RECORD LIST:
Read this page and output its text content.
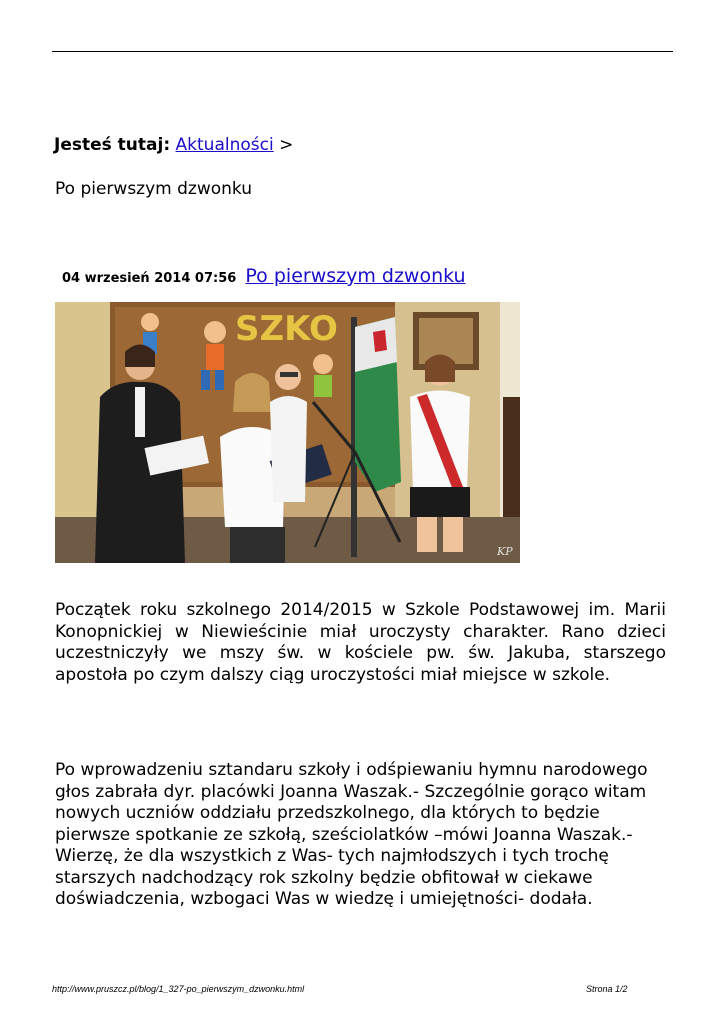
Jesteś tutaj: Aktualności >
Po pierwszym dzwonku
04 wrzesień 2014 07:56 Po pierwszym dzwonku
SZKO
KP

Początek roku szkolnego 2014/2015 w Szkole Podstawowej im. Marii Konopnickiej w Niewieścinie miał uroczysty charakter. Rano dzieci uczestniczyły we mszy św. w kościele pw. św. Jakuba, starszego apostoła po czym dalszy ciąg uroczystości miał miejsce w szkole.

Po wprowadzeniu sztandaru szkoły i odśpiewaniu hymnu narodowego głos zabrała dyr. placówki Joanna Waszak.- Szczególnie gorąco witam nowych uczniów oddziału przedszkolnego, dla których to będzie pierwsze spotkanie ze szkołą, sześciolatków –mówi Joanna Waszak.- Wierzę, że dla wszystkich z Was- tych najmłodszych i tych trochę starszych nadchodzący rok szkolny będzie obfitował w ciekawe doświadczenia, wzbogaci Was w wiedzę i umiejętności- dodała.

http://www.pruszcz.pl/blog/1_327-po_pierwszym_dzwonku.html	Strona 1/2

---

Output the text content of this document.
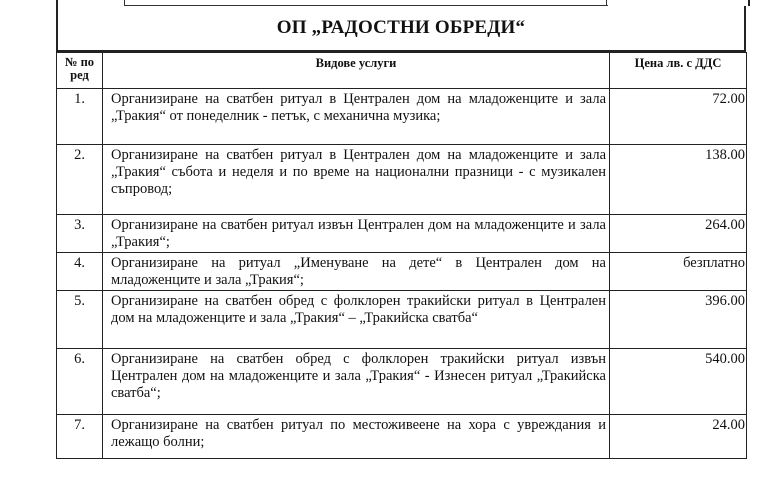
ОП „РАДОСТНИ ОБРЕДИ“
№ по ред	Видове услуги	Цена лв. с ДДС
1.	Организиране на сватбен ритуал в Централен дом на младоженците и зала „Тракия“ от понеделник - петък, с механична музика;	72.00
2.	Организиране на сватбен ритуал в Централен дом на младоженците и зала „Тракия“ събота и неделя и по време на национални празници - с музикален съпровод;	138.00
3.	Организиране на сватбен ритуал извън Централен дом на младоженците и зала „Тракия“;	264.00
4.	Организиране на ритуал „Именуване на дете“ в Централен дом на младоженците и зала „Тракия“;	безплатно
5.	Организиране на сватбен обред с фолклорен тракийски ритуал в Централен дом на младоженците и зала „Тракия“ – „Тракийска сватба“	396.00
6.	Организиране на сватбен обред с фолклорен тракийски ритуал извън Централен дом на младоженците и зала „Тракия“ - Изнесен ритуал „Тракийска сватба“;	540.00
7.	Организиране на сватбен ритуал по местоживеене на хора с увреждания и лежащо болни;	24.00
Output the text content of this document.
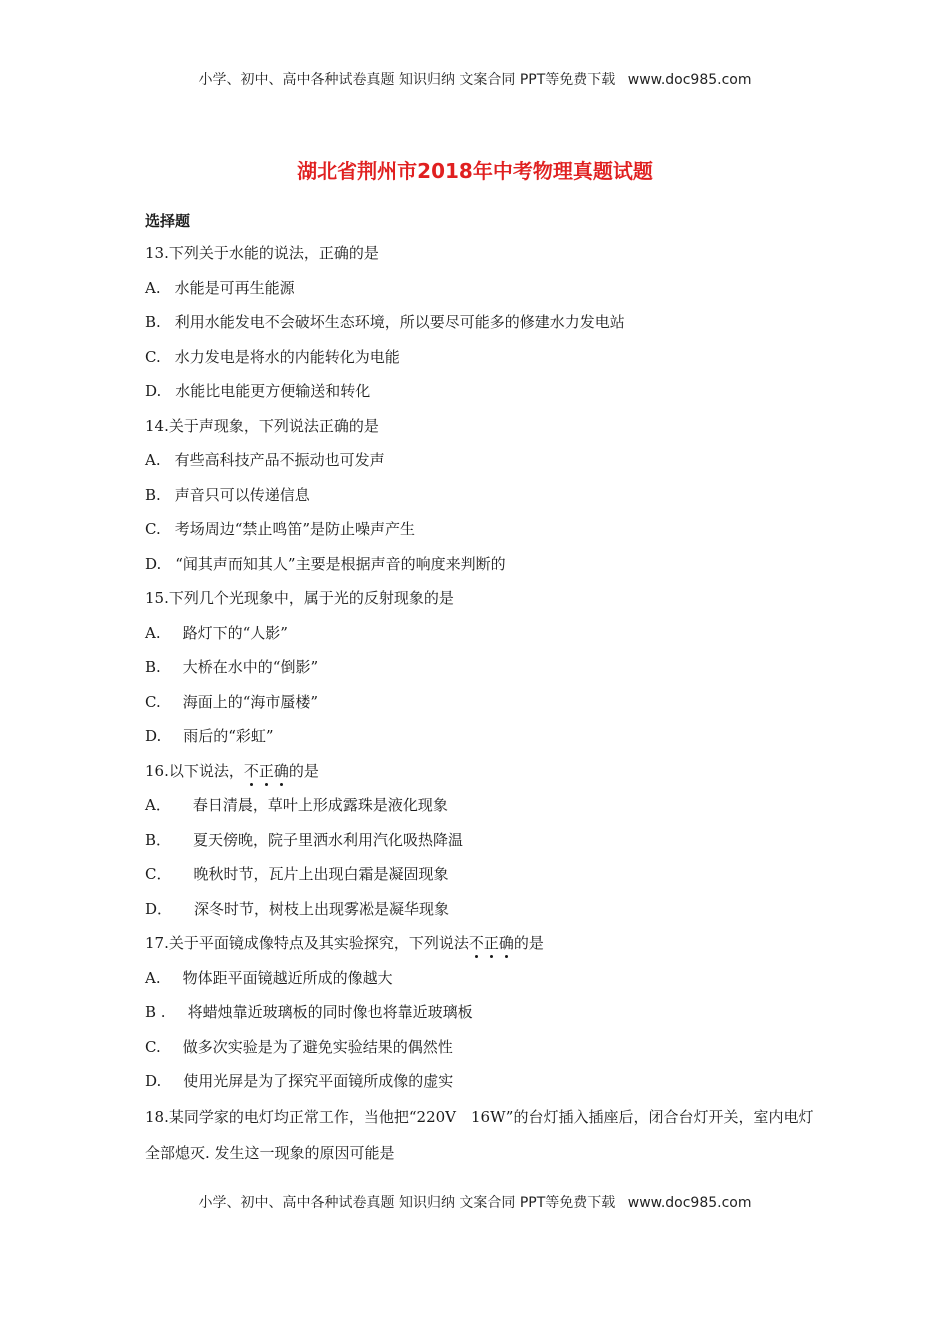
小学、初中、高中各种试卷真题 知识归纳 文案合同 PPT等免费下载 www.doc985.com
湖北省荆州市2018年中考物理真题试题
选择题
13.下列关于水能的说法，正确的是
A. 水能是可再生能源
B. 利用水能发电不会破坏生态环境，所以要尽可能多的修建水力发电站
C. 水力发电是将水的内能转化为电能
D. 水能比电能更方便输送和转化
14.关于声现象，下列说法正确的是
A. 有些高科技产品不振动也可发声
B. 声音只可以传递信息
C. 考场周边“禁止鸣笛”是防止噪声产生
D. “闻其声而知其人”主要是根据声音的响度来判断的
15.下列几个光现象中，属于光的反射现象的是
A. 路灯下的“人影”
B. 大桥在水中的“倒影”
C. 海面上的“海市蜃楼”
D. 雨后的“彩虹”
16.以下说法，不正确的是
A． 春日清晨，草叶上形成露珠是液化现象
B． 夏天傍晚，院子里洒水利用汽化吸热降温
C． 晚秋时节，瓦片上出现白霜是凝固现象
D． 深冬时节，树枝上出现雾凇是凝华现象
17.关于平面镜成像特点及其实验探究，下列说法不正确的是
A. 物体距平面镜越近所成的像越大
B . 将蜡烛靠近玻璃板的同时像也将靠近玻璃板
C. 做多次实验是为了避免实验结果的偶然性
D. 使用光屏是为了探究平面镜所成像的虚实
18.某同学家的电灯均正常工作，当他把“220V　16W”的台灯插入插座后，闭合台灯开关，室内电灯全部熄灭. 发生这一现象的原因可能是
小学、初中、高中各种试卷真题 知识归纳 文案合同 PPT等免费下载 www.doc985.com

YOUR TASK:
Pick out every line holding the string "фолклорен" and return it.

RESPONSE BELOW:
5.	Организиране на сватбен обред с фолклорен тракийски ритуал в Централен дом на младоженците и зала „Тракия“ – „Тракийска сватба“	396.00
6.	Организиране на сватбен обред с фолклорен тракийски ритуал извън Централен дом на младоженците и зала „Тракия“ - Изнесен ритуал „Тракийска сватба“;	540.00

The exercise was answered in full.